What you need to do:
Locate the lines that hold the string "American". Copy every such line.

□ □ □ □ □ □ □

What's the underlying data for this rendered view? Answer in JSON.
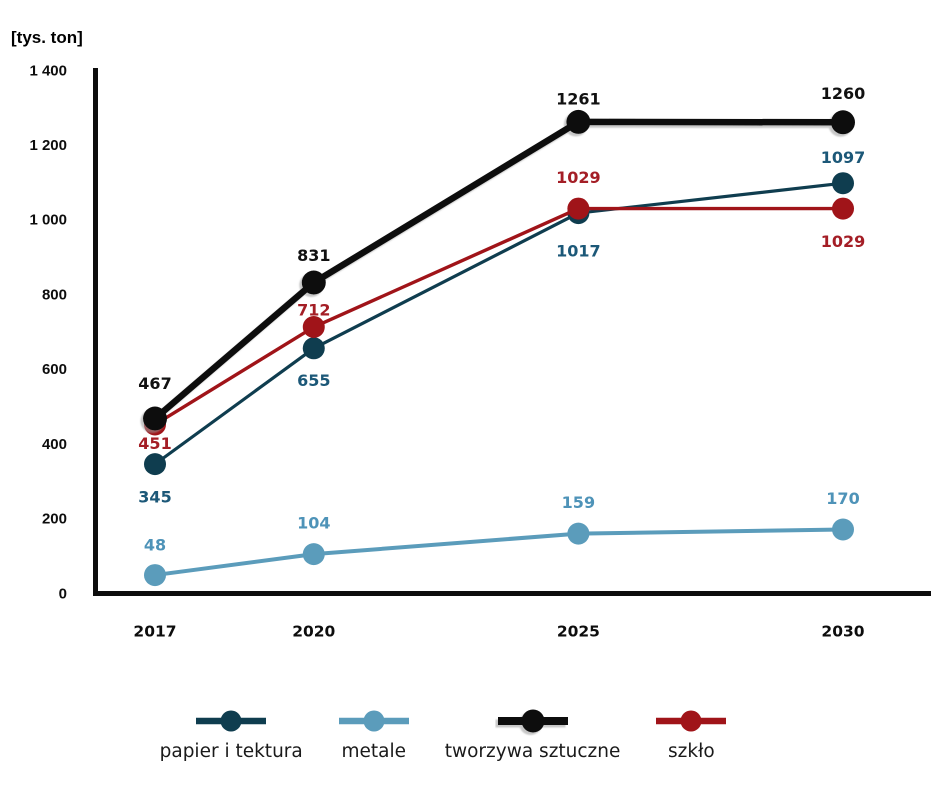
{
  "chart_data": {
    "type": "line",
    "title": "",
    "ylabel": "[tys. ton]",
    "x": [
      2017,
      2020,
      2025,
      2030
    ],
    "x_tick_labels": [
      "2017",
      "2020",
      "2025",
      "2030"
    ],
    "ylim": [
      0,
      1400
    ],
    "y_ticks": [
      0,
      200,
      400,
      600,
      800,
      1000,
      1200,
      1400
    ],
    "y_tick_labels": [
      "0",
      "200",
      "400",
      "600",
      "800",
      "1 000",
      "1 200",
      "1 400"
    ],
    "grid": false,
    "legend_position": "bottom",
    "axis_color": "#0d0d0d",
    "series": [
      {
        "name": "papier i tektura",
        "values": [
          345,
          655,
          1017,
          1097
        ],
        "color": "#0f3d4f",
        "label_color": "#1c5878",
        "line_width": 3.2,
        "dot_radius": 11,
        "z_order": 2,
        "shadow": false,
        "label_dy": [
          33,
          32,
          38,
          -26
        ]
      },
      {
        "name": "metale",
        "values": [
          48,
          104,
          159,
          170
        ],
        "color": "#5b9cbb",
        "label_color": "#4e93b8",
        "line_width": 4,
        "dot_radius": 11,
        "z_order": 1,
        "shadow": false,
        "label_dy": [
          -30,
          -31,
          -31,
          -31
        ]
      },
      {
        "name": "tworzywa sztuczne",
        "values": [
          467,
          831,
          1261,
          1260
        ],
        "color": "#0b0b0b",
        "label_color": "#111111",
        "line_width": 6.5,
        "dot_radius": 12,
        "z_order": 4,
        "shadow": true,
        "label_dy": [
          -35,
          -27,
          -23,
          -29
        ]
      },
      {
        "name": "szkło",
        "values": [
          451,
          712,
          1029,
          1029
        ],
        "color": "#a01419",
        "label_color": "#a41e26",
        "line_width": 3.4,
        "dot_radius": 11,
        "z_order": 3,
        "shadow": false,
        "label_dy": [
          19,
          -17,
          -31,
          33
        ]
      }
    ]
  }
}
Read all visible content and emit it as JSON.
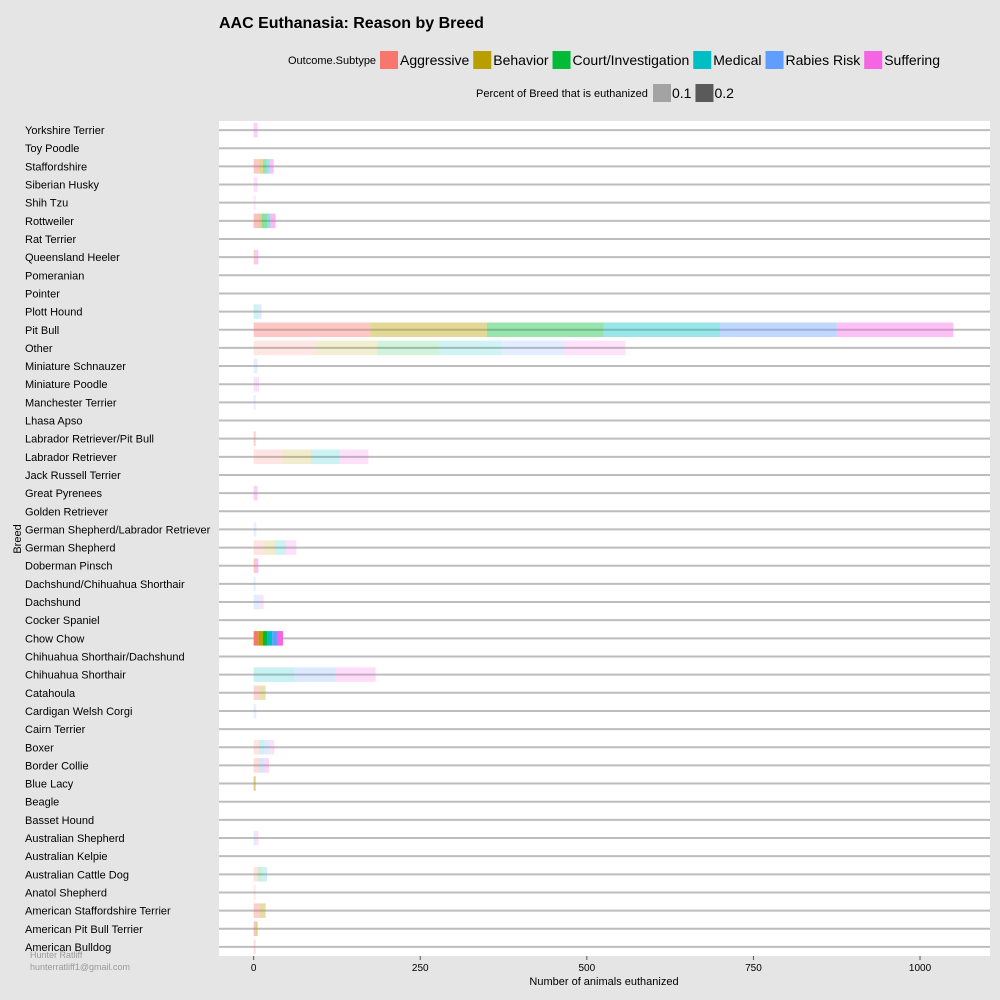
{
  "chart_data": {
    "type": "bar",
    "orientation": "horizontal",
    "stacked": true,
    "title": "AAC Euthanasia: Reason by Breed",
    "xlabel": "Number of animals euthanized",
    "ylabel": "Breed",
    "xlim": [
      -52,
      1105
    ],
    "xticks": [
      0,
      250,
      500,
      750,
      1000
    ],
    "fill_legend": {
      "title": "Outcome.Subtype",
      "items": [
        {
          "name": "Aggressive",
          "color": "#f8766d"
        },
        {
          "name": "Behavior",
          "color": "#b79f00"
        },
        {
          "name": "Court/Investigation",
          "color": "#00ba38"
        },
        {
          "name": "Medical",
          "color": "#00bfc4"
        },
        {
          "name": "Rabies Risk",
          "color": "#619cff"
        },
        {
          "name": "Suffering",
          "color": "#f564e3"
        }
      ]
    },
    "alpha_legend": {
      "title": "Percent of Breed that is euthanized",
      "items": [
        {
          "label": "0.1",
          "color": "#a3a3a3"
        },
        {
          "label": "0.2",
          "color": "#5a5a5a"
        }
      ]
    },
    "bars": [
      {
        "breed": "Yorkshire Terrier",
        "alpha": 0.3,
        "values": [
          0,
          0,
          0,
          0,
          0,
          6
        ]
      },
      {
        "breed": "Toy Poodle",
        "alpha": 0.15,
        "values": [
          0,
          0,
          0,
          0,
          0,
          0
        ]
      },
      {
        "breed": "Staffordshire",
        "alpha": 0.4,
        "values": [
          8,
          6,
          5,
          5,
          0,
          6
        ]
      },
      {
        "breed": "Siberian Husky",
        "alpha": 0.2,
        "values": [
          0,
          0,
          0,
          0,
          0,
          6
        ]
      },
      {
        "breed": "Shih Tzu",
        "alpha": 0.15,
        "values": [
          0,
          0,
          0,
          0,
          0,
          3
        ]
      },
      {
        "breed": "Rottweiler",
        "alpha": 0.45,
        "values": [
          8,
          4,
          8,
          5,
          0,
          8
        ]
      },
      {
        "breed": "Rat Terrier",
        "alpha": 0.15,
        "values": [
          0,
          0,
          0,
          0,
          0,
          0
        ]
      },
      {
        "breed": "Queensland Heeler",
        "alpha": 0.35,
        "values": [
          3,
          0,
          0,
          0,
          0,
          4
        ]
      },
      {
        "breed": "Pomeranian",
        "alpha": 0.15,
        "values": [
          0,
          0,
          0,
          0,
          0,
          0
        ]
      },
      {
        "breed": "Pointer",
        "alpha": 0.15,
        "values": [
          0,
          0,
          0,
          0,
          0,
          0
        ]
      },
      {
        "breed": "Plott Hound",
        "alpha": 0.2,
        "values": [
          0,
          0,
          0,
          6,
          6,
          0
        ]
      },
      {
        "breed": "Pit Bull",
        "alpha": 0.4,
        "values": [
          175,
          175,
          175,
          175,
          175,
          175
        ]
      },
      {
        "breed": "Other",
        "alpha": 0.18,
        "values": [
          93,
          93,
          93,
          93,
          93,
          93
        ]
      },
      {
        "breed": "Miniature Schnauzer",
        "alpha": 0.15,
        "values": [
          0,
          0,
          0,
          0,
          6,
          0
        ]
      },
      {
        "breed": "Miniature Poodle",
        "alpha": 0.2,
        "values": [
          0,
          0,
          0,
          0,
          0,
          8
        ]
      },
      {
        "breed": "Manchester Terrier",
        "alpha": 0.15,
        "values": [
          0,
          0,
          0,
          0,
          3,
          0
        ]
      },
      {
        "breed": "Lhasa Apso",
        "alpha": 0.15,
        "values": [
          0,
          0,
          0,
          0,
          0,
          0
        ]
      },
      {
        "breed": "Labrador Retriever/Pit Bull",
        "alpha": 0.35,
        "values": [
          3,
          0,
          0,
          0,
          0,
          0
        ]
      },
      {
        "breed": "Labrador Retriever",
        "alpha": 0.2,
        "values": [
          43,
          43,
          0,
          43,
          0,
          43
        ]
      },
      {
        "breed": "Jack Russell Terrier",
        "alpha": 0.15,
        "values": [
          0,
          0,
          0,
          0,
          0,
          0
        ]
      },
      {
        "breed": "Great Pyrenees",
        "alpha": 0.3,
        "values": [
          0,
          0,
          0,
          0,
          0,
          6
        ]
      },
      {
        "breed": "Golden Retriever",
        "alpha": 0.15,
        "values": [
          0,
          0,
          0,
          0,
          0,
          0
        ]
      },
      {
        "breed": "German Shepherd/Labrador Retriever",
        "alpha": 0.15,
        "values": [
          0,
          0,
          0,
          0,
          4,
          0
        ]
      },
      {
        "breed": "German Shepherd",
        "alpha": 0.2,
        "values": [
          16,
          16,
          0,
          16,
          0,
          16
        ]
      },
      {
        "breed": "Doberman Pinsch",
        "alpha": 0.4,
        "values": [
          3,
          0,
          0,
          0,
          0,
          4
        ]
      },
      {
        "breed": "Dachshund/Chihuahua Shorthair",
        "alpha": 0.15,
        "values": [
          0,
          0,
          0,
          0,
          3,
          0
        ]
      },
      {
        "breed": "Dachshund",
        "alpha": 0.18,
        "values": [
          0,
          0,
          0,
          0,
          8,
          7
        ]
      },
      {
        "breed": "Cocker Spaniel",
        "alpha": 0.15,
        "values": [
          0,
          0,
          0,
          0,
          0,
          0
        ]
      },
      {
        "breed": "Chow Chow",
        "alpha": 1.0,
        "values": [
          7,
          7,
          7,
          7,
          7,
          9
        ]
      },
      {
        "breed": "Chihuahua Shorthair/Dachshund",
        "alpha": 0.15,
        "values": [
          0,
          0,
          0,
          0,
          0,
          0
        ]
      },
      {
        "breed": "Chihuahua Shorthair",
        "alpha": 0.22,
        "values": [
          0,
          0,
          0,
          61,
          61,
          61
        ]
      },
      {
        "breed": "Catahoula",
        "alpha": 0.3,
        "values": [
          9,
          9,
          0,
          0,
          0,
          0
        ]
      },
      {
        "breed": "Cardigan Welsh Corgi",
        "alpha": 0.15,
        "values": [
          0,
          0,
          0,
          0,
          4,
          0
        ]
      },
      {
        "breed": "Cairn Terrier",
        "alpha": 0.15,
        "values": [
          0,
          0,
          0,
          0,
          0,
          0
        ]
      },
      {
        "breed": "Boxer",
        "alpha": 0.2,
        "values": [
          8,
          0,
          0,
          8,
          7,
          8
        ]
      },
      {
        "breed": "Border Collie",
        "alpha": 0.25,
        "values": [
          8,
          0,
          0,
          0,
          7,
          8
        ]
      },
      {
        "breed": "Blue Lacy",
        "alpha": 0.5,
        "values": [
          0,
          3,
          0,
          0,
          0,
          0
        ]
      },
      {
        "breed": "Beagle",
        "alpha": 0.15,
        "values": [
          0,
          0,
          0,
          0,
          0,
          0
        ]
      },
      {
        "breed": "Basset Hound",
        "alpha": 0.15,
        "values": [
          0,
          0,
          0,
          0,
          0,
          0
        ]
      },
      {
        "breed": "Australian Shepherd",
        "alpha": 0.2,
        "values": [
          0,
          0,
          0,
          0,
          3,
          4
        ]
      },
      {
        "breed": "Australian Kelpie",
        "alpha": 0.15,
        "values": [
          0,
          0,
          0,
          0,
          0,
          0
        ]
      },
      {
        "breed": "Australian Cattle Dog",
        "alpha": 0.2,
        "values": [
          6,
          0,
          7,
          7,
          0,
          0
        ]
      },
      {
        "breed": "Anatol Shepherd",
        "alpha": 0.15,
        "values": [
          3,
          0,
          0,
          0,
          0,
          0
        ]
      },
      {
        "breed": "American Staffordshire Terrier",
        "alpha": 0.35,
        "values": [
          9,
          9,
          0,
          0,
          0,
          0
        ]
      },
      {
        "breed": "American Pit Bull Terrier",
        "alpha": 0.45,
        "values": [
          3,
          3,
          0,
          0,
          0,
          0
        ]
      },
      {
        "breed": "American Bulldog",
        "alpha": 0.25,
        "values": [
          3,
          0,
          0,
          0,
          0,
          0
        ]
      }
    ]
  },
  "credit": {
    "name": "Hunter Ratliff",
    "email": "hunterratliff1@gmail.com"
  }
}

□ □ □ □ □ □ □

Written response:
        "breed": "American Staffordshire Terrier",
        "breed": "American Pit Bull Terrier",
        "breed": "American Bulldog",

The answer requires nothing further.